● STATED EXERCISE: Look through the lines below and extract any with the word "Florida".

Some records

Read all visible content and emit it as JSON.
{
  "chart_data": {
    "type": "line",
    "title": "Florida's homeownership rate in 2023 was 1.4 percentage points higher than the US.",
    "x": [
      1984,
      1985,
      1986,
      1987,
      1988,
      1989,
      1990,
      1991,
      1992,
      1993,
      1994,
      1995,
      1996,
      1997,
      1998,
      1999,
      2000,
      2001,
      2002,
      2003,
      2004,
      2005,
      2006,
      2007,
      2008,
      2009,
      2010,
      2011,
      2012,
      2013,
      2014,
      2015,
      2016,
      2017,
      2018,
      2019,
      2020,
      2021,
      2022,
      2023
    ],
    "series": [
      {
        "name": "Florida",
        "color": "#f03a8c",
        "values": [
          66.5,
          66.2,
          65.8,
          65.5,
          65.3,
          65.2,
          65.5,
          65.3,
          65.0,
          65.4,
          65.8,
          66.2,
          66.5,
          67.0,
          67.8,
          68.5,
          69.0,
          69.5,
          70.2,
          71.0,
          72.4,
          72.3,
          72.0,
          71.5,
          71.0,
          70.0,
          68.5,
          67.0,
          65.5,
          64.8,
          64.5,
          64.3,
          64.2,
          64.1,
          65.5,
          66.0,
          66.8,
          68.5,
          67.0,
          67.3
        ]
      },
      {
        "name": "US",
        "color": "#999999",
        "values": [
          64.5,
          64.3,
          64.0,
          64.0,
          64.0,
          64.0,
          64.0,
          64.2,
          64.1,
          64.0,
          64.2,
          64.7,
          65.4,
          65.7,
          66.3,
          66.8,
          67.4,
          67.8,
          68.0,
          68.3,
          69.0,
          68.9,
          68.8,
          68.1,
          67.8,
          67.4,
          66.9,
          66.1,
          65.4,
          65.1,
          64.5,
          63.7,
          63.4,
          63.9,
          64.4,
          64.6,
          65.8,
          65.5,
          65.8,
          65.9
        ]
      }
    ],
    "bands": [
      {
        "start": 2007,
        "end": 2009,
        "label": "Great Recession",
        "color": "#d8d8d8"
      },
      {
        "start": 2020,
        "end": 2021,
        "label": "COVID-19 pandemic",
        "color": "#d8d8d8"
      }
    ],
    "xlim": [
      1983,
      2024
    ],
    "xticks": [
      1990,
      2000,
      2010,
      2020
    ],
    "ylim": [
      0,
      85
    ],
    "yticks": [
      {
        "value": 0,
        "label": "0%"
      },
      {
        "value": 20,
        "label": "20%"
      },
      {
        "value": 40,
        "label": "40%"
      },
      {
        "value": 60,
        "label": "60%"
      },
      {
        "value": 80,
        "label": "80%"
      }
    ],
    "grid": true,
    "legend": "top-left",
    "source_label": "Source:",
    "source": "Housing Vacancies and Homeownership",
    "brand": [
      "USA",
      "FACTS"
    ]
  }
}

● TASK OUTPUT:
    "title": "Florida's homeownership rate in 2023 was 1.4 percentage points higher than the US.",
        "name": "Florida",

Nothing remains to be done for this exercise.